_Stored data:_

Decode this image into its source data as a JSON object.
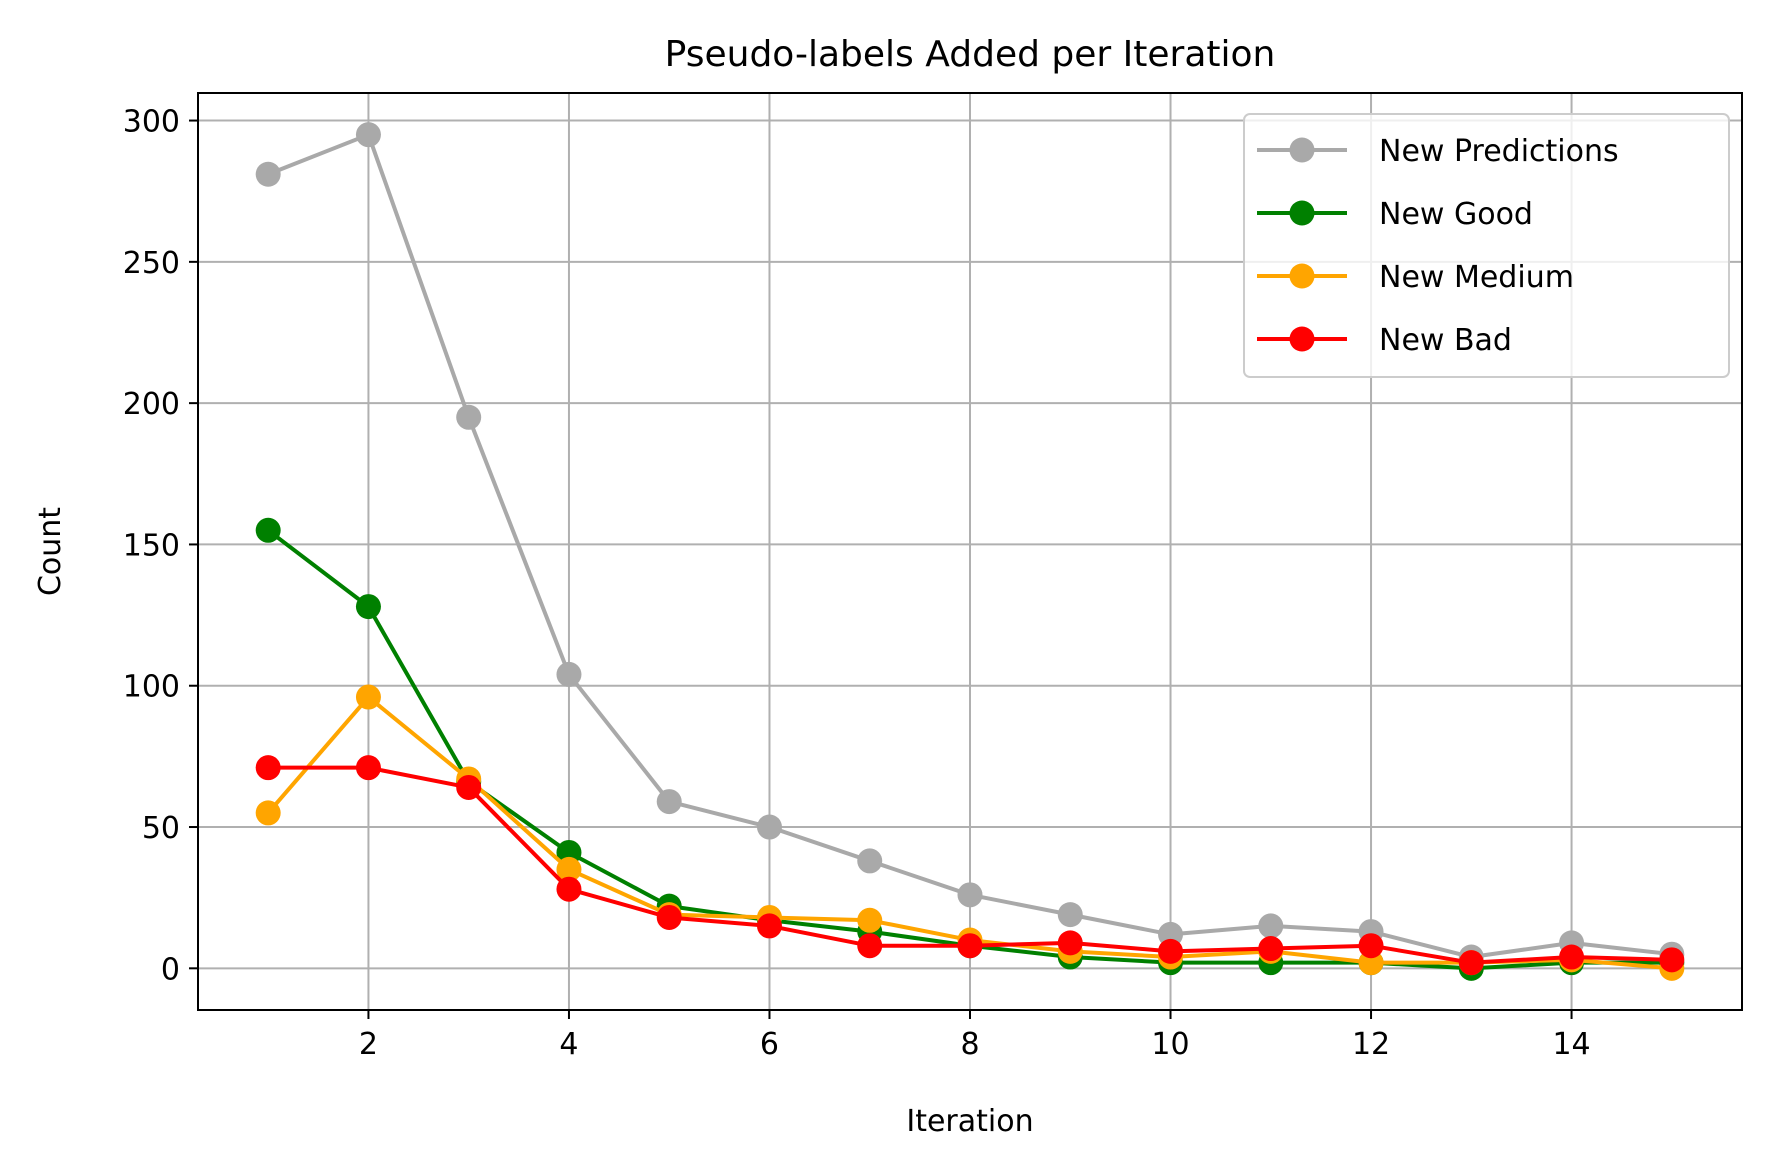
{
  "chart_data": {
    "type": "line",
    "title": "Pseudo-labels Added per Iteration",
    "xlabel": "Iteration",
    "ylabel": "Count",
    "x": [
      1,
      2,
      3,
      4,
      5,
      6,
      7,
      8,
      9,
      10,
      11,
      12,
      13,
      14,
      15
    ],
    "xlim": [
      0.3,
      15.7
    ],
    "ylim": [
      -14.75,
      309.75
    ],
    "xticks": [
      2,
      4,
      6,
      8,
      10,
      12,
      14
    ],
    "yticks": [
      0,
      50,
      100,
      150,
      200,
      250,
      300
    ],
    "grid": true,
    "legend_position": "top-right",
    "series": [
      {
        "name": "New Predictions",
        "color": "#a9a9a9",
        "values": [
          281,
          295,
          195,
          104,
          59,
          50,
          38,
          26,
          19,
          12,
          15,
          13,
          4,
          9,
          5
        ]
      },
      {
        "name": "New Good",
        "color": "#008000",
        "values": [
          155,
          128,
          66,
          41,
          22,
          17,
          13,
          8,
          4,
          2,
          2,
          2,
          0,
          2,
          2
        ]
      },
      {
        "name": "New Medium",
        "color": "#ffa500",
        "values": [
          55,
          96,
          67,
          35,
          19,
          18,
          17,
          10,
          6,
          4,
          6,
          2,
          2,
          3,
          0
        ]
      },
      {
        "name": "New Bad",
        "color": "#ff0000",
        "values": [
          71,
          71,
          64,
          28,
          18,
          15,
          8,
          8,
          9,
          6,
          7,
          8,
          2,
          4,
          3
        ]
      }
    ]
  }
}
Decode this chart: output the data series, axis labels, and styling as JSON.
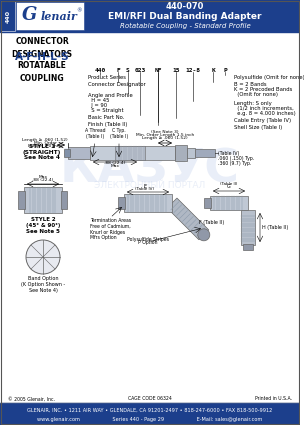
{
  "title_part": "440-070",
  "title_line1": "EMI/RFI Dual Banding Adapter",
  "title_line2": "Rotatable Coupling - Standard Profile",
  "header_bg": "#1c3f8c",
  "header_text_color": "#ffffff",
  "body_bg": "#ffffff",
  "border_color": "#333333",
  "blue_text": "#1c3f8c",
  "series_label": "440",
  "connector_designators": "CONNECTOR\nDESIGNATORS",
  "designator_letters": "A-F-H-L-S",
  "rotatable_coupling": "ROTATABLE\nCOUPLING",
  "part_number_line": "440  F  S  023  NF  15  12-8  K  P",
  "footer_line1": "GLENAIR, INC. • 1211 AIR WAY • GLENDALE, CA 91201-2497 • 818-247-6000 • FAX 818-500-9912",
  "footer_line2": "www.glenair.com                    Series 440 - Page 29                    E-Mail: sales@glenair.com",
  "footer_bg": "#1c3f8c",
  "copyright": "© 2005 Glenair, Inc.",
  "made_in": "Printed in U.S.A.",
  "cage_code": "CAGE CODE 06324"
}
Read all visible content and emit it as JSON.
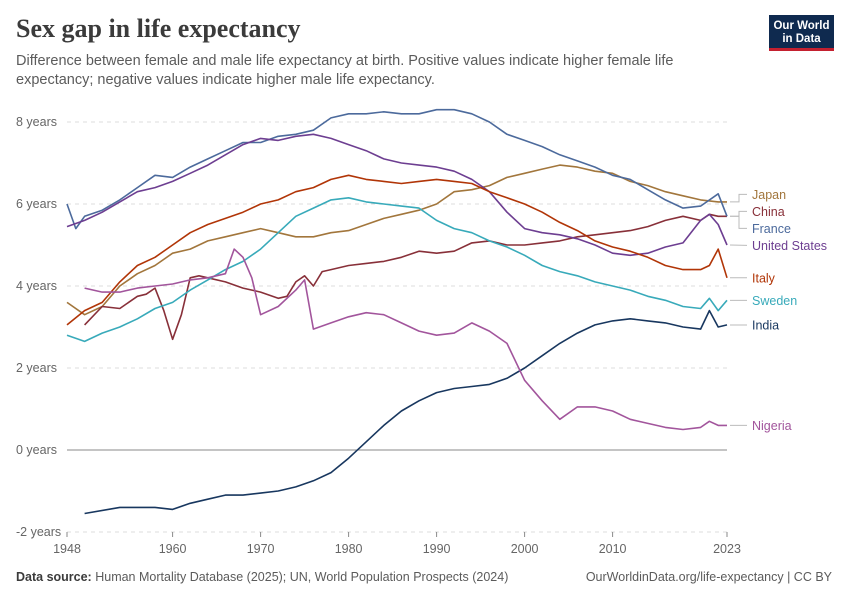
{
  "title": "Sex gap in life expectancy",
  "subtitle": "Difference between female and male life expectancy at birth. Positive values indicate higher female life expectancy; negative values indicate higher male life expectancy.",
  "logo": {
    "line1": "Our World",
    "line2": "in Data"
  },
  "footer": {
    "source_label": "Data source:",
    "source_text": "Human Mortality Database (2025); UN, World Population Prospects (2024)",
    "url_license": "OurWorldinData.org/life-expectancy | CC BY"
  },
  "chart_data": {
    "type": "line",
    "ylim": [
      -2,
      8
    ],
    "yticks": [
      -2,
      0,
      2,
      4,
      6,
      8
    ],
    "ytick_labels": [
      "-2 years",
      "0 years",
      "2 years",
      "4 years",
      "6 years",
      "8 years"
    ],
    "xlim": [
      1948,
      2023
    ],
    "xticks": [
      1948,
      1960,
      1970,
      1980,
      1990,
      2000,
      2010,
      2023
    ],
    "xtick_labels": [
      "1948",
      "1960",
      "1970",
      "1980",
      "1990",
      "2000",
      "2010",
      "2023"
    ],
    "grid": "horizontal-dashed",
    "legend": "right-labels",
    "series": [
      {
        "name": "Japan",
        "color": "#a2763c",
        "x": [
          1948,
          1950,
          1952,
          1954,
          1956,
          1958,
          1960,
          1962,
          1964,
          1966,
          1968,
          1970,
          1972,
          1974,
          1976,
          1978,
          1980,
          1982,
          1984,
          1986,
          1988,
          1990,
          1992,
          1994,
          1996,
          1998,
          2000,
          2002,
          2004,
          2006,
          2008,
          2010,
          2012,
          2014,
          2016,
          2018,
          2020,
          2022,
          2023
        ],
        "y": [
          3.6,
          3.3,
          3.5,
          4.0,
          4.3,
          4.5,
          4.8,
          4.9,
          5.1,
          5.2,
          5.3,
          5.4,
          5.3,
          5.2,
          5.2,
          5.3,
          5.35,
          5.5,
          5.65,
          5.75,
          5.85,
          6.0,
          6.3,
          6.35,
          6.45,
          6.65,
          6.75,
          6.85,
          6.95,
          6.9,
          6.8,
          6.75,
          6.55,
          6.45,
          6.3,
          6.2,
          6.1,
          6.05,
          6.05
        ]
      },
      {
        "name": "China",
        "color": "#883039",
        "x": [
          1950,
          1952,
          1954,
          1956,
          1957,
          1958,
          1959,
          1960,
          1961,
          1962,
          1963,
          1964,
          1966,
          1968,
          1970,
          1972,
          1973,
          1974,
          1975,
          1976,
          1977,
          1978,
          1980,
          1982,
          1984,
          1986,
          1988,
          1990,
          1992,
          1994,
          1996,
          1998,
          2000,
          2002,
          2004,
          2006,
          2008,
          2010,
          2012,
          2014,
          2016,
          2018,
          2020,
          2021,
          2022,
          2023
        ],
        "y": [
          3.05,
          3.5,
          3.45,
          3.75,
          3.8,
          3.95,
          3.4,
          2.7,
          3.3,
          4.2,
          4.25,
          4.2,
          4.1,
          3.95,
          3.85,
          3.7,
          3.75,
          4.1,
          4.25,
          4.0,
          4.35,
          4.4,
          4.5,
          4.55,
          4.6,
          4.7,
          4.85,
          4.8,
          4.85,
          5.05,
          5.1,
          5.0,
          5.0,
          5.05,
          5.1,
          5.2,
          5.25,
          5.3,
          5.35,
          5.45,
          5.6,
          5.7,
          5.6,
          5.75,
          5.7,
          5.7
        ]
      },
      {
        "name": "France",
        "color": "#4c6a9c",
        "x": [
          1948,
          1949,
          1950,
          1952,
          1954,
          1956,
          1958,
          1960,
          1962,
          1964,
          1966,
          1968,
          1970,
          1972,
          1974,
          1976,
          1978,
          1980,
          1982,
          1984,
          1986,
          1988,
          1990,
          1992,
          1994,
          1996,
          1998,
          2000,
          2002,
          2004,
          2006,
          2008,
          2010,
          2012,
          2014,
          2016,
          2018,
          2020,
          2022,
          2023
        ],
        "y": [
          6.0,
          5.4,
          5.7,
          5.85,
          6.1,
          6.4,
          6.7,
          6.65,
          6.9,
          7.1,
          7.3,
          7.5,
          7.5,
          7.65,
          7.7,
          7.8,
          8.1,
          8.2,
          8.2,
          8.25,
          8.2,
          8.2,
          8.3,
          8.3,
          8.2,
          8.0,
          7.7,
          7.55,
          7.4,
          7.2,
          7.05,
          6.9,
          6.7,
          6.6,
          6.35,
          6.1,
          5.9,
          5.95,
          6.25,
          5.7
        ]
      },
      {
        "name": "United States",
        "color": "#6d3e91",
        "x": [
          1948,
          1950,
          1952,
          1954,
          1956,
          1958,
          1960,
          1962,
          1964,
          1966,
          1968,
          1970,
          1972,
          1974,
          1976,
          1978,
          1980,
          1982,
          1984,
          1986,
          1988,
          1990,
          1992,
          1994,
          1996,
          1998,
          2000,
          2002,
          2004,
          2006,
          2008,
          2010,
          2012,
          2014,
          2016,
          2018,
          2020,
          2021,
          2022,
          2023
        ],
        "y": [
          5.45,
          5.6,
          5.8,
          6.05,
          6.3,
          6.4,
          6.55,
          6.75,
          6.95,
          7.2,
          7.45,
          7.6,
          7.55,
          7.65,
          7.7,
          7.6,
          7.45,
          7.3,
          7.1,
          7.0,
          6.95,
          6.9,
          6.8,
          6.6,
          6.3,
          5.8,
          5.4,
          5.3,
          5.25,
          5.15,
          5.0,
          4.8,
          4.75,
          4.8,
          4.95,
          5.05,
          5.6,
          5.75,
          5.5,
          5.0
        ]
      },
      {
        "name": "Italy",
        "color": "#b13507",
        "x": [
          1948,
          1950,
          1952,
          1954,
          1956,
          1958,
          1960,
          1962,
          1964,
          1966,
          1968,
          1970,
          1972,
          1974,
          1976,
          1978,
          1980,
          1982,
          1984,
          1986,
          1988,
          1990,
          1992,
          1994,
          1996,
          1998,
          2000,
          2002,
          2004,
          2006,
          2008,
          2010,
          2012,
          2014,
          2016,
          2018,
          2020,
          2021,
          2022,
          2023
        ],
        "y": [
          3.05,
          3.4,
          3.6,
          4.1,
          4.5,
          4.7,
          5.0,
          5.3,
          5.5,
          5.65,
          5.8,
          6.0,
          6.1,
          6.3,
          6.4,
          6.6,
          6.7,
          6.6,
          6.55,
          6.5,
          6.55,
          6.6,
          6.55,
          6.5,
          6.3,
          6.15,
          6.0,
          5.8,
          5.55,
          5.35,
          5.1,
          4.95,
          4.85,
          4.7,
          4.5,
          4.4,
          4.4,
          4.5,
          4.9,
          4.2
        ]
      },
      {
        "name": "Sweden",
        "color": "#38aaba",
        "x": [
          1948,
          1950,
          1952,
          1954,
          1956,
          1958,
          1960,
          1962,
          1964,
          1966,
          1968,
          1970,
          1972,
          1974,
          1976,
          1978,
          1980,
          1982,
          1984,
          1986,
          1988,
          1990,
          1992,
          1994,
          1996,
          1998,
          2000,
          2002,
          2004,
          2006,
          2008,
          2010,
          2012,
          2014,
          2016,
          2018,
          2020,
          2021,
          2022,
          2023
        ],
        "y": [
          2.8,
          2.65,
          2.85,
          3.0,
          3.2,
          3.45,
          3.6,
          3.9,
          4.15,
          4.4,
          4.6,
          4.9,
          5.3,
          5.7,
          5.9,
          6.1,
          6.15,
          6.05,
          6.0,
          5.95,
          5.9,
          5.6,
          5.4,
          5.3,
          5.1,
          4.95,
          4.75,
          4.5,
          4.35,
          4.25,
          4.1,
          4.0,
          3.9,
          3.75,
          3.65,
          3.5,
          3.45,
          3.7,
          3.4,
          3.65
        ]
      },
      {
        "name": "India",
        "color": "#18375f",
        "x": [
          1950,
          1954,
          1958,
          1960,
          1962,
          1964,
          1966,
          1968,
          1970,
          1972,
          1974,
          1976,
          1978,
          1980,
          1982,
          1984,
          1986,
          1988,
          1990,
          1992,
          1994,
          1996,
          1998,
          2000,
          2002,
          2004,
          2006,
          2008,
          2010,
          2012,
          2014,
          2016,
          2018,
          2020,
          2021,
          2022,
          2023
        ],
        "y": [
          -1.55,
          -1.4,
          -1.4,
          -1.45,
          -1.3,
          -1.2,
          -1.1,
          -1.1,
          -1.05,
          -1.0,
          -0.9,
          -0.75,
          -0.55,
          -0.2,
          0.2,
          0.6,
          0.95,
          1.2,
          1.4,
          1.5,
          1.55,
          1.6,
          1.75,
          2.0,
          2.3,
          2.6,
          2.85,
          3.05,
          3.15,
          3.2,
          3.15,
          3.1,
          3.0,
          2.95,
          3.4,
          3.0,
          3.05
        ]
      },
      {
        "name": "Nigeria",
        "color": "#a2559c",
        "x": [
          1950,
          1952,
          1954,
          1956,
          1958,
          1960,
          1962,
          1964,
          1966,
          1967,
          1968,
          1969,
          1970,
          1972,
          1974,
          1975,
          1976,
          1978,
          1980,
          1982,
          1984,
          1986,
          1988,
          1990,
          1992,
          1994,
          1996,
          1998,
          2000,
          2002,
          2004,
          2006,
          2008,
          2010,
          2012,
          2014,
          2016,
          2018,
          2020,
          2021,
          2022,
          2023
        ],
        "y": [
          3.95,
          3.85,
          3.85,
          3.95,
          4.0,
          4.05,
          4.15,
          4.2,
          4.3,
          4.9,
          4.7,
          4.2,
          3.3,
          3.5,
          3.9,
          4.15,
          2.95,
          3.1,
          3.25,
          3.35,
          3.3,
          3.1,
          2.9,
          2.8,
          2.85,
          3.1,
          2.9,
          2.6,
          1.7,
          1.2,
          0.75,
          1.05,
          1.05,
          0.95,
          0.75,
          0.65,
          0.55,
          0.5,
          0.55,
          0.7,
          0.6,
          0.6
        ]
      }
    ]
  }
}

_Stated task:_ Copy every line in the entries above that has the string "this" in it.

_The completed task:_
Decode this image into its source data as a JSON object.
Decode this chart: output the data series, axis labels, and styling as JSON.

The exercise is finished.